** Opening PAGE EXCERPT block **

There are few reasons to choose StarOffice over OpenOffice for non-business users, but the low price and support make it tempting for enterprises of all sizes

Review Date: 18 Nov 2005

Reviewed By: Nik Rawlinson

Price when reviewed: £62 (£73 inc VAT) for single user; upgrade From £15 (£18 inc VAT) per seat from £22 (£25.50 inc VAT) per seat for enterprise depending on quantity

Overall Rating
5 stars out of 6

StarOffice 8 is built on the same open-source code base as OpenOffice 2 and, with the two offering near-identical features, you might wonder why you should pay for something you could otherwise download for free.

When developing a new version of StarOffice, Sun takes a 'snapshot' of the OpenOffice code, and bolts on additional features that can't be given away. Often these are licensed from third-party manufacturers, such as font foundries, and in the past these added extras included the Adabas database component, which was absent from OpenOffice 1 and 1.1.

Sun therefore positions its product to appeal to organisations and consumers who are after a multiplatform alternative to Microsoft Office, as distinct from OpenOffice, which it sees as a product for independent developers, the open-source community and users of free software.

To this end, StarOffice includes more extensive bought-in spellcheckers and mail-merge features, fonts that are metrically equivalent to those found in Windows for use on other platforms (particularly useful since Microsoft stopped offering free downloads of its core fonts a few years ago, as these had always been a boon for Linux users), migration tools for documents and macros, and a wider range of document templates and import filters for Asian-language files.

** Closing PAGE EXCERPT block **
** Opening RECORD SET block **

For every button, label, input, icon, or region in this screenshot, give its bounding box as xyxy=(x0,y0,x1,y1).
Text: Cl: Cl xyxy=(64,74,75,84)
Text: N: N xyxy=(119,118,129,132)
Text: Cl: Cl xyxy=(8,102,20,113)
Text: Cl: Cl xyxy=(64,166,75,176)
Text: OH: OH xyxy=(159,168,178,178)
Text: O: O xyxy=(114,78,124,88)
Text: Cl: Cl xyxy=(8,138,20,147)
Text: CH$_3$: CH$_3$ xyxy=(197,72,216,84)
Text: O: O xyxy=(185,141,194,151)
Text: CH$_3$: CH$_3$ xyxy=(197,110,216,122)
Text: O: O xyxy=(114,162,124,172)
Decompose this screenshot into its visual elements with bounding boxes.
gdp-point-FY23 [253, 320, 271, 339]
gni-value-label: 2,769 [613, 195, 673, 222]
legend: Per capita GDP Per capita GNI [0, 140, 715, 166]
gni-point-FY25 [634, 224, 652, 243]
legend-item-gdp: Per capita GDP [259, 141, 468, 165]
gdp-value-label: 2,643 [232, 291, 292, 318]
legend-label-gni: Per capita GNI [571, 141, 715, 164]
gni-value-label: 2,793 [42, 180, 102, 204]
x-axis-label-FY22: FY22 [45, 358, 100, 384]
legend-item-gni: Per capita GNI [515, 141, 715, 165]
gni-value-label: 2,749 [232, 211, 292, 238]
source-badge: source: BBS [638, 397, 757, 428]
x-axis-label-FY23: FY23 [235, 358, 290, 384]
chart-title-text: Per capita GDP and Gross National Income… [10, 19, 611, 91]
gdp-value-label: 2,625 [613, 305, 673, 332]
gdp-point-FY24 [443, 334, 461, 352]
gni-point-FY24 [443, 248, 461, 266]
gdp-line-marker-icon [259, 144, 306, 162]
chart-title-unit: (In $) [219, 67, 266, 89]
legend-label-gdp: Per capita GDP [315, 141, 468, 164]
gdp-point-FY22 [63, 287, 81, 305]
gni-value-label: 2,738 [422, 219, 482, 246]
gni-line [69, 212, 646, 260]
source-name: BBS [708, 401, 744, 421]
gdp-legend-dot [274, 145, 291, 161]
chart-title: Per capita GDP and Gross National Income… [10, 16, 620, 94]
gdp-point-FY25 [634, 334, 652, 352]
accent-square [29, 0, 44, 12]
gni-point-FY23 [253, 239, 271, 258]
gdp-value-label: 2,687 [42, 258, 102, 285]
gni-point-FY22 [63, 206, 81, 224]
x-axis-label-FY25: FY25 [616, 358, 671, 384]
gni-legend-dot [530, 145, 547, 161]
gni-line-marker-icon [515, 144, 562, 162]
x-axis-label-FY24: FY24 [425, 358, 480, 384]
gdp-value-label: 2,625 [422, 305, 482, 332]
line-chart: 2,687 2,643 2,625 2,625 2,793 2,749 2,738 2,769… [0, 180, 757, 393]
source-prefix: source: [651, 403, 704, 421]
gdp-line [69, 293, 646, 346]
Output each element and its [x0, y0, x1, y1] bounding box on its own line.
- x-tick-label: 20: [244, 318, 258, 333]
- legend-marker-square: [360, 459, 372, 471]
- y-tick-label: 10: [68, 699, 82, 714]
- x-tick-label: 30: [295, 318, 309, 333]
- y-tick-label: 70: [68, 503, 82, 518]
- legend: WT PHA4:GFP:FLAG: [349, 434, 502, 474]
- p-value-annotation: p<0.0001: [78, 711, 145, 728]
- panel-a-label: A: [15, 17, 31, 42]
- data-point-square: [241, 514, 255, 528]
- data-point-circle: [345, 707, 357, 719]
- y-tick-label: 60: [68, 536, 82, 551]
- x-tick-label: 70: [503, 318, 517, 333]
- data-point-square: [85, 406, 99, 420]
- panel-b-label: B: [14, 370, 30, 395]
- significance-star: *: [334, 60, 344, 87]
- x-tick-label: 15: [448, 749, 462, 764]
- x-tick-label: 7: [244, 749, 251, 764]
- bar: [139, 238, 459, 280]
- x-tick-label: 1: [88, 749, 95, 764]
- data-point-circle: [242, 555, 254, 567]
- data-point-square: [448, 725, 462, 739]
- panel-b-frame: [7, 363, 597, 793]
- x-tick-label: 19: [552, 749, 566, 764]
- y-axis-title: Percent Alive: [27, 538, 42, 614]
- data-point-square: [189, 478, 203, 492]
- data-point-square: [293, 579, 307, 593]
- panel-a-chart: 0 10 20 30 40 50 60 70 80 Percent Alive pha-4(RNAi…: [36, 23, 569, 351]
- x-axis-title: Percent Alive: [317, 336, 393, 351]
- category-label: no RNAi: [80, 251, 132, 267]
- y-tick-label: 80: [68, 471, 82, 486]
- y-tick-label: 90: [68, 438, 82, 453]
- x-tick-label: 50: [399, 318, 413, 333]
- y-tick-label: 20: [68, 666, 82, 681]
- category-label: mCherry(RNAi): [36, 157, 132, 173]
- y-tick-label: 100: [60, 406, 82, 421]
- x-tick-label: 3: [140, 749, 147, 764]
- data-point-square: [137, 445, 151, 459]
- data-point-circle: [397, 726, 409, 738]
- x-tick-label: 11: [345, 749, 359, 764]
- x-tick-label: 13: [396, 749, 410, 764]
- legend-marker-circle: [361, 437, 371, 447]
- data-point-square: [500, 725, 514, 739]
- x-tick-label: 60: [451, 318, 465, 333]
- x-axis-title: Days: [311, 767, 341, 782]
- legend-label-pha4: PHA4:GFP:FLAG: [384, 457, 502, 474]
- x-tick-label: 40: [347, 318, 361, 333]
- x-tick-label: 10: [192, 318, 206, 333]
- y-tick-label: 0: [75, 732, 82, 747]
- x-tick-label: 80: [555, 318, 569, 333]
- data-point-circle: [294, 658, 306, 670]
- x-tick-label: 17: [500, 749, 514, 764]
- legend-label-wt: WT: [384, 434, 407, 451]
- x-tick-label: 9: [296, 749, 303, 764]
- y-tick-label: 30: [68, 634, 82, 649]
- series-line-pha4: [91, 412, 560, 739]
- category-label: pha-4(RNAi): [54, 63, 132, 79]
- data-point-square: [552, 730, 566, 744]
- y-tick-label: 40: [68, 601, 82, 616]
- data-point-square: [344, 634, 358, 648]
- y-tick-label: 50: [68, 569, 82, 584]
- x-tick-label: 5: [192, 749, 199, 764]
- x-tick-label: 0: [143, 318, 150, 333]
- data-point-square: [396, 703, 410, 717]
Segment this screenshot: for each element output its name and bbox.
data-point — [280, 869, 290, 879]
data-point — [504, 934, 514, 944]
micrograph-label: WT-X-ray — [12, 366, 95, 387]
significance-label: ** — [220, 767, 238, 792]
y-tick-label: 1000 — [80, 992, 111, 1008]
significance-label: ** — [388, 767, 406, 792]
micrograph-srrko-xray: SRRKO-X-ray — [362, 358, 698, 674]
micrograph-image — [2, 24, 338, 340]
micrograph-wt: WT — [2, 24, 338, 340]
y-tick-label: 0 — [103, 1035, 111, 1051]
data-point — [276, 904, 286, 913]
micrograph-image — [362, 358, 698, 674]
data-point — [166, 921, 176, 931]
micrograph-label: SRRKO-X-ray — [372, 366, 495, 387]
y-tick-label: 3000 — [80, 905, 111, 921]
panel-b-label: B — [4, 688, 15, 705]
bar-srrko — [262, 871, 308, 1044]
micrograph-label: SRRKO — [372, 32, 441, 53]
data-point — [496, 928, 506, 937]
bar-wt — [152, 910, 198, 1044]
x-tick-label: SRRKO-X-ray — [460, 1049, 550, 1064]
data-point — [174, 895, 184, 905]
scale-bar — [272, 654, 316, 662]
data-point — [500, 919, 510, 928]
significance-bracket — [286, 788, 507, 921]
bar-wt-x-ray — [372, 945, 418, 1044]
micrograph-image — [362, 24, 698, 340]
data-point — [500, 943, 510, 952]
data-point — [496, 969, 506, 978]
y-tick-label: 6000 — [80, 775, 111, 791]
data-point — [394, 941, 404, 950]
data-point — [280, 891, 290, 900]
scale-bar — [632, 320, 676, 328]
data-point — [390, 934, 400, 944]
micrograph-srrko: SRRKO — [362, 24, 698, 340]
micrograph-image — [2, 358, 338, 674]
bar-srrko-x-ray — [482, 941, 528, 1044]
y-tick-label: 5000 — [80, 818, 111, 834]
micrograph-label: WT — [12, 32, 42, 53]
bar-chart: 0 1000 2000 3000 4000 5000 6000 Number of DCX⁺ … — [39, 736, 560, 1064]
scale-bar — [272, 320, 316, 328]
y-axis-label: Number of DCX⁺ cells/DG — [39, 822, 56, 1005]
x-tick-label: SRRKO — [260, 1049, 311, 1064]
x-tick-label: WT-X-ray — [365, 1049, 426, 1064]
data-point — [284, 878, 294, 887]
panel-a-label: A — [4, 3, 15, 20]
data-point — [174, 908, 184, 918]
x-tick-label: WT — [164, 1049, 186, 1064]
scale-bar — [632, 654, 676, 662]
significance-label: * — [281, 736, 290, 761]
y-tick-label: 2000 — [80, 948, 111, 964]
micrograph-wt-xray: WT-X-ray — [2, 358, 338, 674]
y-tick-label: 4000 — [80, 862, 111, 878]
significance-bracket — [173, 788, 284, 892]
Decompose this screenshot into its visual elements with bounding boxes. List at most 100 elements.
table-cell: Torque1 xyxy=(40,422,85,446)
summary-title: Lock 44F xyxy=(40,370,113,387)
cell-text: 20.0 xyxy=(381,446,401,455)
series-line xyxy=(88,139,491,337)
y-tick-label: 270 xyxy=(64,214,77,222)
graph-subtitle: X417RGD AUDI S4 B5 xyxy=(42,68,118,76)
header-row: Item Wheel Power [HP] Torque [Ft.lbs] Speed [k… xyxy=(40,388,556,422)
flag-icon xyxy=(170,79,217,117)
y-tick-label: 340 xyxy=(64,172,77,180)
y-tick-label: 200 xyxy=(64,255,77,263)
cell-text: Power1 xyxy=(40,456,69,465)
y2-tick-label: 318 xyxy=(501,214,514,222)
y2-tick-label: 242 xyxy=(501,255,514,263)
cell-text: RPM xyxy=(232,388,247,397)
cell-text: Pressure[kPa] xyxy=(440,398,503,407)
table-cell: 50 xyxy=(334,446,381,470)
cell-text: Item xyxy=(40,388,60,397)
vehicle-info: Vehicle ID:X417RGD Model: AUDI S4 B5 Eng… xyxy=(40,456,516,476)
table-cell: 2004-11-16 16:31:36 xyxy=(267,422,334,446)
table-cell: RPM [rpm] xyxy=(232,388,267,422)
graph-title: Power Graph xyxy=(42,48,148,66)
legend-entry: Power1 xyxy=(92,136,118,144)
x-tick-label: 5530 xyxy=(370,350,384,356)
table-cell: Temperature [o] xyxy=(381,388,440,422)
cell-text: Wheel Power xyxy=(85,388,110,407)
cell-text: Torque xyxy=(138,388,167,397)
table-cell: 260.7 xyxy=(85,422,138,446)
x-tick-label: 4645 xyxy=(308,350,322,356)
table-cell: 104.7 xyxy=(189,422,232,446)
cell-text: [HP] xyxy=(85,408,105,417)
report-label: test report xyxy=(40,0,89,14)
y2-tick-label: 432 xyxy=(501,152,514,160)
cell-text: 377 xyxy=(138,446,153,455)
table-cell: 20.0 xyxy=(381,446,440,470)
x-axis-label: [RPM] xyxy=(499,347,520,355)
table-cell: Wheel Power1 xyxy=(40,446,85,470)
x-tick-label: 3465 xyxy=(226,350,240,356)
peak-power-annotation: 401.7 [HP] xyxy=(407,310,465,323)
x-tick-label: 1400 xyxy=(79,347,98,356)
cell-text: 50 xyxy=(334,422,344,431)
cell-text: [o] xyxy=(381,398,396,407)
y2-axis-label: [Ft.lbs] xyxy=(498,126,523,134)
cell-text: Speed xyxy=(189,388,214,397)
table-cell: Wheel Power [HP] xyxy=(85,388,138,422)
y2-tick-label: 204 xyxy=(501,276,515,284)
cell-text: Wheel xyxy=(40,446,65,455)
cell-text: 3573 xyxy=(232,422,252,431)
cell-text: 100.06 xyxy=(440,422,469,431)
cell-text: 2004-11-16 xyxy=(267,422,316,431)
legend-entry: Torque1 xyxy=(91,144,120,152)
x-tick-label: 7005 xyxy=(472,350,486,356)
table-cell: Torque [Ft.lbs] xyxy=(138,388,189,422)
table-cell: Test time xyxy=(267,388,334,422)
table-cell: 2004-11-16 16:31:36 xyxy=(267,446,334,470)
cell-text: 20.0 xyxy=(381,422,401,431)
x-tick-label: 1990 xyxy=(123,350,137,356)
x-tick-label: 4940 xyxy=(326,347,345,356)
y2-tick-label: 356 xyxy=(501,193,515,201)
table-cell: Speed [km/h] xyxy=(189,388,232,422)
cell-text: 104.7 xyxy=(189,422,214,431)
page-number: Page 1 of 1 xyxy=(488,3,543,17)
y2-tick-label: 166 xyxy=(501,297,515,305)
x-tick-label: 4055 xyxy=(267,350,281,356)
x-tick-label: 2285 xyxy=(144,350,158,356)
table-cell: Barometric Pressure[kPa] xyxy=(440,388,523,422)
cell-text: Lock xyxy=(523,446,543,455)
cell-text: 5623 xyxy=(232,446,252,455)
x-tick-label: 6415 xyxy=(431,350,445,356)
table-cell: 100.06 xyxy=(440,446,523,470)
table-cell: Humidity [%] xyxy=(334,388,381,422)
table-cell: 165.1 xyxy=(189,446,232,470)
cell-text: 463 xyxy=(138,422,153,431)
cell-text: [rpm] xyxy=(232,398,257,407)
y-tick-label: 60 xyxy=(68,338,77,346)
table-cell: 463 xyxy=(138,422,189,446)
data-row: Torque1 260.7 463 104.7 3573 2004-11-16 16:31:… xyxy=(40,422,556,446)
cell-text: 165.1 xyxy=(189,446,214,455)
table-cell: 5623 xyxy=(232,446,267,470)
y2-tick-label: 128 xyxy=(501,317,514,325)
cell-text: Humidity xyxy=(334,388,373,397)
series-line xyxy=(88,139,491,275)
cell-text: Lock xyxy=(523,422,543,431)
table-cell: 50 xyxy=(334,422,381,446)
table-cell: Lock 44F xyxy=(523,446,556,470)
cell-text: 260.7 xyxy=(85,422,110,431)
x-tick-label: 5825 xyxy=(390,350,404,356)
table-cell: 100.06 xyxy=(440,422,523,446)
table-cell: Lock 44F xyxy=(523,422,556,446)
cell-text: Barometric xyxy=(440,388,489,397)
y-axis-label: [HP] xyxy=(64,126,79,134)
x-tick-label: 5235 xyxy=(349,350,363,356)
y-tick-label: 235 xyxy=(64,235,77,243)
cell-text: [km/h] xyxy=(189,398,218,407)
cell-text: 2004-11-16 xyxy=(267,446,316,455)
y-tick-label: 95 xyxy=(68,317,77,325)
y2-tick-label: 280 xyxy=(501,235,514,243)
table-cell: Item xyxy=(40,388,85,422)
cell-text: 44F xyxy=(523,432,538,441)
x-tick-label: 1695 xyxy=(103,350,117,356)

** Closing RECORD SET block **

* [WHAT THIS EXERCISE ASKS]:
**1)** Decide whether each statement below agrees with the StarOffice review. Answer yes or no for each, and quote the words of the review that settle it.
(a) StarOffice 8 and OpenOffice 2 are built on the same open-source code base.
(b) The Adabas database component was included in OpenOffice 1.
(c) Microsoft continues to offer free downloads of its core fonts.
**2)** From the StarOffice review, extract the passage between "Review Date: 18" and "download for free.", inclusive.
**3)** Extend the StarOffice review, continuing on from its last sentence.

* [ANSWERS BY ITEM NUMBER]:
**1)**
(a) Yes: "StarOffice 8 is built on the same open-source code base as OpenOffice 2"
(b) No: "which was absent from OpenOffice 1 and 1.1"
(c) No: "Microsoft stopped offering free downloads of its core fonts a few years ago"

**2)**
Review Date: 18 Nov 2005

Reviewed By: Nik Rawlinson

Price when reviewed: £62 (£73 inc VAT) for single user; upgrade From £15 (£18 inc VAT) per seat from £22 (£25.50 inc VAT) per seat for enterprise depending on quantity

Overall Rating
5 stars out of 6

StarOffice 8 is built on the same open-source code base as OpenOffice 2 and, with the two offering near-identical features, you might wonder why you should pay for something you could otherwise download for free.

**3)**
This is on top of the features that go beyond the budgets of the OpenOffice developers, such as CD-based product updates, warranties and round-the-clock support. Fortunately, many of the tech-support features are mirrored by the active OpenOffice user base, to the extent that Sun's formalised offering is an unjustifiable extravagance for most home users. Ad-hoc add-ons such as this aren't just for OpenOffice users, though, as Sun itself incorporates community-developed features into its commercial product, such as the Flash export options in Impress.

The deciding factor for high-end users will be how they intend to apply their existing macros to their latest installation. StarOffice ships with a Macro Migration Wizard that relies on an API layer absent from OpenOffice, in which translated macros may fail to run. This can be fixed through the addition of Sun's special Migration Tools licence for OpenOffice, which costs money and defeats the purpose of going open source.

If your company relies on a sophisticated roll-out backbone, and your clients demand access to SharePoint servers, then it's Microsoft Office all the way. If, on the other hand, you want a lighter, cheaper option that offers 90 per cent of Microsoft's features and adds in an extra 20 per cent of its own, there are many good reasons to buck the industry trend here and now.